MATERIAL TO PROCESS:
::::

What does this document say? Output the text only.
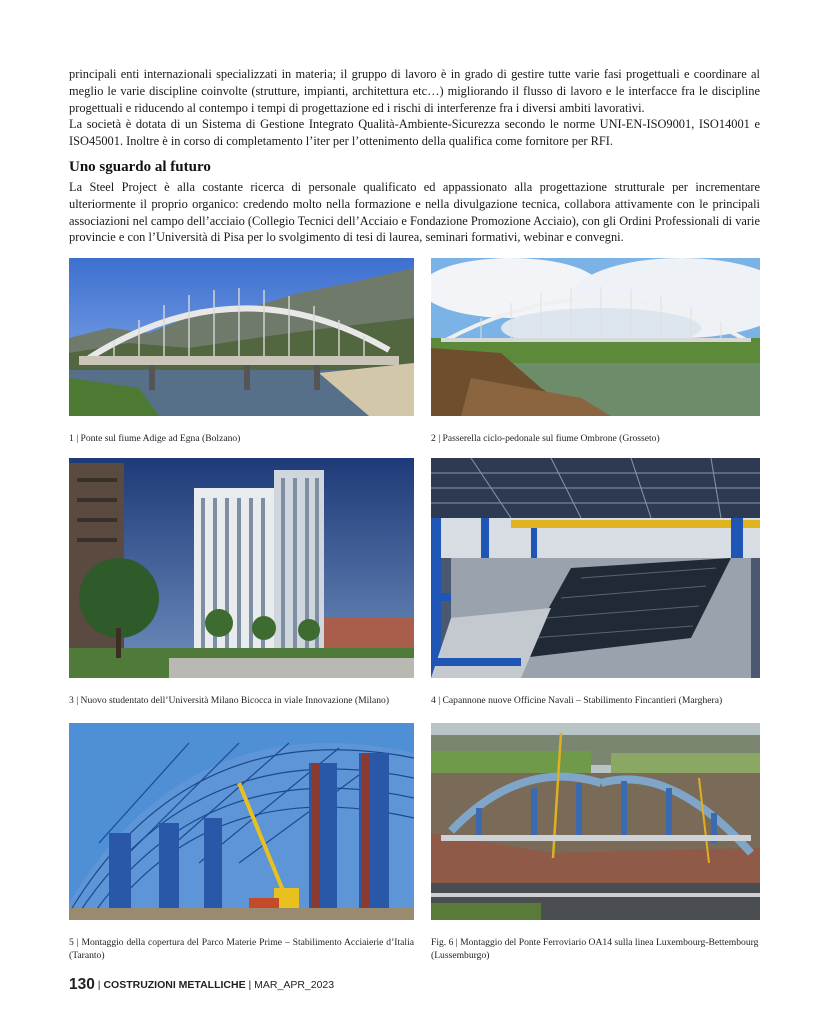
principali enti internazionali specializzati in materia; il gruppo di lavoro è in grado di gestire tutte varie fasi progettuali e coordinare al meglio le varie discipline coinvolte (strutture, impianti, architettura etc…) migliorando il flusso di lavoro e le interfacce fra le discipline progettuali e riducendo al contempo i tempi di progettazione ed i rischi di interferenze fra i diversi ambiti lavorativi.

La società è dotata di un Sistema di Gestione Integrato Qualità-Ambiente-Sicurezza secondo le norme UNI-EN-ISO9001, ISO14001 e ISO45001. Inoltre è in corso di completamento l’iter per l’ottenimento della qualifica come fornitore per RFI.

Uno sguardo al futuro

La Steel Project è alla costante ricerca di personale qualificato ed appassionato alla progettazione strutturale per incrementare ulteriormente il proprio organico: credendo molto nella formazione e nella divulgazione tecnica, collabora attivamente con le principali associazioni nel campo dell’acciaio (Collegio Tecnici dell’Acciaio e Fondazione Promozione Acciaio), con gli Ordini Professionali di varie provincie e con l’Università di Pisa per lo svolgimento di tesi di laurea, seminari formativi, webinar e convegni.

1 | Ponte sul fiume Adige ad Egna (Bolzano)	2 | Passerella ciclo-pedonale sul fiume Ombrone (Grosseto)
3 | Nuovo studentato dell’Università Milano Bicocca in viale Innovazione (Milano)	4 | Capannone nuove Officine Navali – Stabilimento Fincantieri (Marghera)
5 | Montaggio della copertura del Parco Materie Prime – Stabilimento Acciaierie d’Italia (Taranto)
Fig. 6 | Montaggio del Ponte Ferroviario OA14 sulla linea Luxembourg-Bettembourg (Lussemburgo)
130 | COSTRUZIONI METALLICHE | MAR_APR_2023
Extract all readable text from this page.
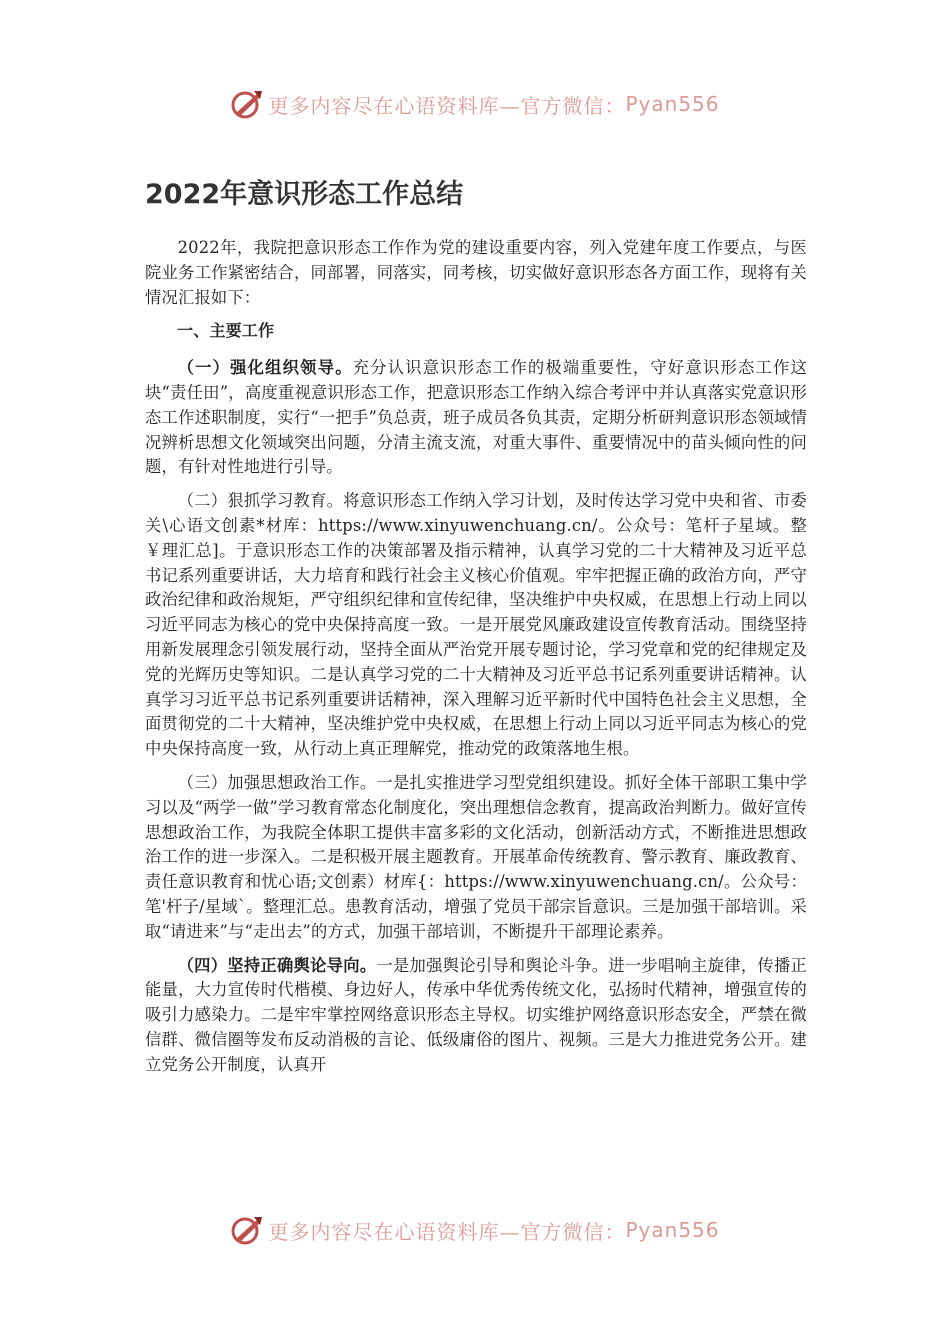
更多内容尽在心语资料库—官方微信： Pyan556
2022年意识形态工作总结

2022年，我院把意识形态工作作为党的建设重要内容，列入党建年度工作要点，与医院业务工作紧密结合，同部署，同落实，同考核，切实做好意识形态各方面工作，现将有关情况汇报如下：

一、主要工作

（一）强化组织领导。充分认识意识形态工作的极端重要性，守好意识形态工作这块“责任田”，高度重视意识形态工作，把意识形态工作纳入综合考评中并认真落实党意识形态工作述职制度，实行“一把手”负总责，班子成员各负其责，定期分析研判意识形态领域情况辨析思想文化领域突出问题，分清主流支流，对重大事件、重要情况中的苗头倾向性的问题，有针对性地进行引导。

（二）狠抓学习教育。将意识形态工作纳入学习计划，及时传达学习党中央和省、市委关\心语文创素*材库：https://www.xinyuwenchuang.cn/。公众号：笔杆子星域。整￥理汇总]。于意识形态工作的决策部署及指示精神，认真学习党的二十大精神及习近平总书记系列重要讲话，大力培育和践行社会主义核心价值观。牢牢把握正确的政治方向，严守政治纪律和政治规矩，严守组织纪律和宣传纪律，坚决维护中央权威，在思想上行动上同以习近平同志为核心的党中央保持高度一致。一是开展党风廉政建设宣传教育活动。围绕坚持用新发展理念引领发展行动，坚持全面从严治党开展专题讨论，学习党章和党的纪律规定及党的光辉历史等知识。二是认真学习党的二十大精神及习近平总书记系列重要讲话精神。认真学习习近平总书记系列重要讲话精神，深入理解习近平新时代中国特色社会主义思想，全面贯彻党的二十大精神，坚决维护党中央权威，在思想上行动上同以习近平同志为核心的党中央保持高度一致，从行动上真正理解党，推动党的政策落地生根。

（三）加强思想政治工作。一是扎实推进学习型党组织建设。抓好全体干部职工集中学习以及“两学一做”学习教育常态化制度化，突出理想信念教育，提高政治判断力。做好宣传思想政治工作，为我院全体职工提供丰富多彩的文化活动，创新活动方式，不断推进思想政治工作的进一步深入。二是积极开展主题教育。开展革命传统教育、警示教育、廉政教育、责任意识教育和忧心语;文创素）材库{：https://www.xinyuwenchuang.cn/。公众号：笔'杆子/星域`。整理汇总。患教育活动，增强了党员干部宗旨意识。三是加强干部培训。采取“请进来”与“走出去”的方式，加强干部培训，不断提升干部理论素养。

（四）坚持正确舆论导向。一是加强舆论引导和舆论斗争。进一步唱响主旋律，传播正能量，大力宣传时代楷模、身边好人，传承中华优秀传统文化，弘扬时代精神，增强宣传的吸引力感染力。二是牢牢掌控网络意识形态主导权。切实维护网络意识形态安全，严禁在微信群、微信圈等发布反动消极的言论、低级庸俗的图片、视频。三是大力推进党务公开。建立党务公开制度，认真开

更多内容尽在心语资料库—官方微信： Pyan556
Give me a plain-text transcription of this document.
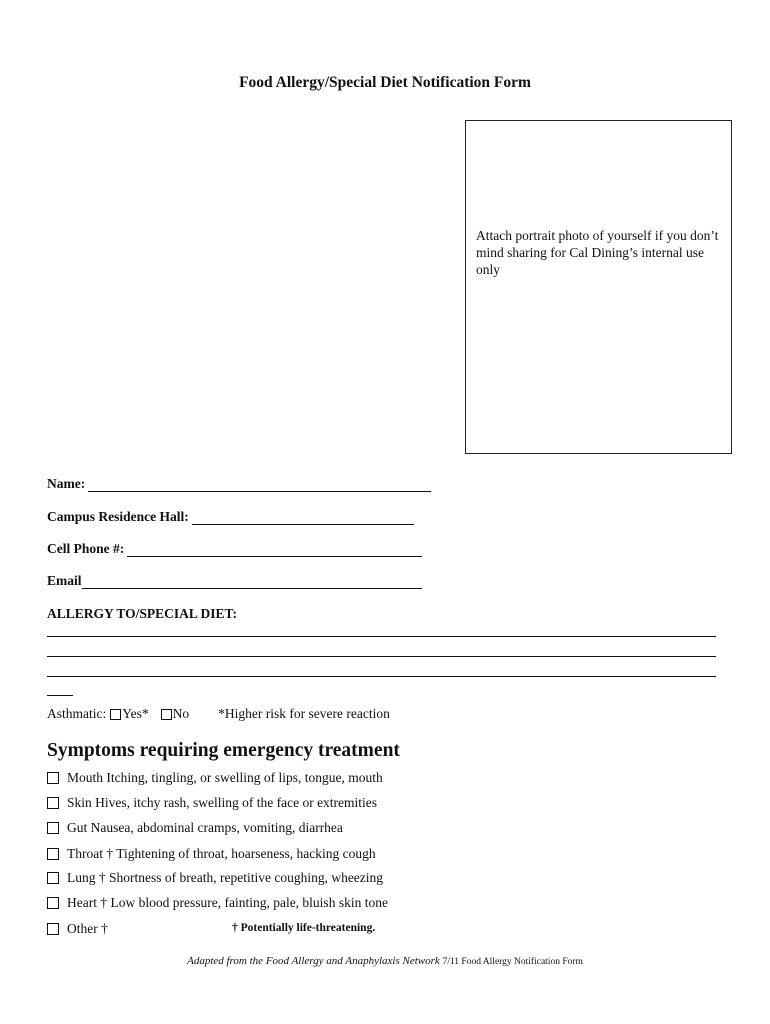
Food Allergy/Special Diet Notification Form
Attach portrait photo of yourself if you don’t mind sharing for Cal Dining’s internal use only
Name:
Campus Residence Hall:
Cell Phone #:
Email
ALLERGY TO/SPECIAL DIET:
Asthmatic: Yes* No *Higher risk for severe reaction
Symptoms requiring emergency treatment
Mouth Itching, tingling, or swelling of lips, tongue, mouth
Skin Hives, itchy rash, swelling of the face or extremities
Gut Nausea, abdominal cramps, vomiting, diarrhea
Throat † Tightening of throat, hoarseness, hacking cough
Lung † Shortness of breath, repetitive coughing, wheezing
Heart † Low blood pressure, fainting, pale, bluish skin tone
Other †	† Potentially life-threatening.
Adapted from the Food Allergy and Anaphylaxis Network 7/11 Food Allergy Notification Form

::::

WHAT IS EXPECTED:
Look through the entries above and report the number of lines that contain "Università". Write only the number.

CORRECT RESPONSE:
2